** Given request **
Print the data exactly as it is given, please.
━━━━━━━━━━━━━━━━
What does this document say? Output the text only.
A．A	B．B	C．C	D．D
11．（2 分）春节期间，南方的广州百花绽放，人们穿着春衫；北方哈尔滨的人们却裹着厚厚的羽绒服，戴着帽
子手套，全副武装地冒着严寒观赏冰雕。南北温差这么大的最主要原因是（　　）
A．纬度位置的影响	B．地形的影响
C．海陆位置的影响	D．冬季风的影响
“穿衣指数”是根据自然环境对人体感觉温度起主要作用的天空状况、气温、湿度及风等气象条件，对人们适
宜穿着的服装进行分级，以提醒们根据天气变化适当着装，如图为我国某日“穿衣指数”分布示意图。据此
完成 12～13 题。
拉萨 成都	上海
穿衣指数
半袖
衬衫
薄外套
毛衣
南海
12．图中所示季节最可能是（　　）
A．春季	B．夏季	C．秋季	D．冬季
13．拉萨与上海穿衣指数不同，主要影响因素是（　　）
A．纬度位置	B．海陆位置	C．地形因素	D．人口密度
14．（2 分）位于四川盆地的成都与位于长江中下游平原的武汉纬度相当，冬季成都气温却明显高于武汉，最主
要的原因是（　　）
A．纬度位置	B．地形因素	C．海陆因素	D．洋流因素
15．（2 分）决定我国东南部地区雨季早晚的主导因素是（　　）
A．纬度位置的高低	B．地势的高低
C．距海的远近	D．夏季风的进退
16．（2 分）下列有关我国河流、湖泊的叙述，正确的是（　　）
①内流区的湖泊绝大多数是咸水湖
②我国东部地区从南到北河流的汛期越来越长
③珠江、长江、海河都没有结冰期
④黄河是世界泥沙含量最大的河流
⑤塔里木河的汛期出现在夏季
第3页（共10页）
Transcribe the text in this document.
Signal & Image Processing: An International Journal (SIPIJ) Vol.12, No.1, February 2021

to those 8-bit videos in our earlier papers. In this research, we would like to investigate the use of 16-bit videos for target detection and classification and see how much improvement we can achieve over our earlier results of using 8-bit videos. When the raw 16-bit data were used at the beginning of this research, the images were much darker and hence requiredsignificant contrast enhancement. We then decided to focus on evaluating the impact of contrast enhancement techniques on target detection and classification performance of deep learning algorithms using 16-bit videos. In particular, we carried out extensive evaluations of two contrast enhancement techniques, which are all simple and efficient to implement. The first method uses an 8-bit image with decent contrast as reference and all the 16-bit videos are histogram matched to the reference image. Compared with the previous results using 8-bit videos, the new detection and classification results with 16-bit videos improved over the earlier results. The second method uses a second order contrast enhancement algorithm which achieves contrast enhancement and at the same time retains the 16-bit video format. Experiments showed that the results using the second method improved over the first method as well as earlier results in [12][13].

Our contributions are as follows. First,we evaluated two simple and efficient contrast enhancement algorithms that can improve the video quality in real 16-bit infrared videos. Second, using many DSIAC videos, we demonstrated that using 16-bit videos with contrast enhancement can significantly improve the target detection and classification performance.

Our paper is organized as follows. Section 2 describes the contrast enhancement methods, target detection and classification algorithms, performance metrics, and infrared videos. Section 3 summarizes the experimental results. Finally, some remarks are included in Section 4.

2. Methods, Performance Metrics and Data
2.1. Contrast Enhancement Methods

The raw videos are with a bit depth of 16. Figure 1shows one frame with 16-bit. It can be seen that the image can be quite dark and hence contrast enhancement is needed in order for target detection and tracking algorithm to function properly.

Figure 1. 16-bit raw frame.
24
━━━━━━━━━━━━━━━━
** Final result **
What does this document say? Output the text only.
A．A	B．B	C．C	D．D
11．（2 分）春节期间，南方的广州百花绽放，人们穿着春衫；北方哈尔滨的人们却裹着厚厚的羽绒服，戴着帽
子手套，全副武装地冒着严寒观赏冰雕。南北温差这么大的最主要原因是（　　）
A．纬度位置的影响	B．地形的影响
C．海陆位置的影响	D．冬季风的影响
“穿衣指数”是根据自然环境对人体感觉温度起主要作用的天空状况、气温、湿度及风等气象条件，对人们适
宜穿着的服装进行分级，以提醒们根据天气变化适当着装，如图为我国某日“穿衣指数”分布示意图。据此
完成 12～13 题。
拉萨 成都	上海
穿衣指数
半袖
衬衫
薄外套
毛衣
南海
12．图中所示季节最可能是（　　）
A．春季	B．夏季	C．秋季	D．冬季
13．拉萨与上海穿衣指数不同，主要影响因素是（　　）
A．纬度位置	B．海陆位置	C．地形因素	D．人口密度
14．（2 分）位于四川盆地的成都与位于长江中下游平原的武汉纬度相当，冬季成都气温却明显高于武汉，最主
要的原因是（　　）
A．纬度位置	B．地形因素	C．海陆因素	D．洋流因素
15．（2 分）决定我国东南部地区雨季早晚的主导因素是（　　）
A．纬度位置的高低	B．地势的高低
C．距海的远近	D．夏季风的进退
16．（2 分）下列有关我国河流、湖泊的叙述，正确的是（　　）
①内流区的湖泊绝大多数是咸水湖
②我国东部地区从南到北河流的汛期越来越长
③珠江、长江、海河都没有结冰期
④黄河是世界泥沙含量最大的河流
⑤塔里木河的汛期出现在夏季
第3页（共10页）
Transcribe the text in this document.
Signal & Image Processing: An International Journal (SIPIJ) Vol.12, No.1, February 2021

to those 8-bit videos in our earlier papers. In this research, we would like to investigate the use of 16-bit videos for target detection and classification and see how much improvement we can achieve over our earlier results of using 8-bit videos. When the raw 16-bit data were used at the beginning of this research, the images were much darker and hence requiredsignificant contrast enhancement. We then decided to focus on evaluating the impact of contrast enhancement techniques on target detection and classification performance of deep learning algorithms using 16-bit videos. In particular, we carried out extensive evaluations of two contrast enhancement techniques, which are all simple and efficient to implement. The first method uses an 8-bit image with decent contrast as reference and all the 16-bit videos are histogram matched to the reference image. Compared with the previous results using 8-bit videos, the new detection and classification results with 16-bit videos improved over the earlier results. The second method uses a second order contrast enhancement algorithm which achieves contrast enhancement and at the same time retains the 16-bit video format. Experiments showed that the results using the second method improved over the first method as well as earlier results in [12][13].

Our contributions are as follows. First,we evaluated two simple and efficient contrast enhancement algorithms that can improve the video quality in real 16-bit infrared videos. Second, using many DSIAC videos, we demonstrated that using 16-bit videos with contrast enhancement can significantly improve the target detection and classification performance.

Our paper is organized as follows. Section 2 describes the contrast enhancement methods, target detection and classification algorithms, performance metrics, and infrared videos. Section 3 summarizes the experimental results. Finally, some remarks are included in Section 4.

2. Methods, Performance Metrics and Data
2.1. Contrast Enhancement Methods

The raw videos are with a bit depth of 16. Figure 1shows one frame with 16-bit. It can be seen that the image can be quite dark and hence contrast enhancement is needed in order for target detection and tracking algorithm to function properly.

Figure 1. 16-bit raw frame.
24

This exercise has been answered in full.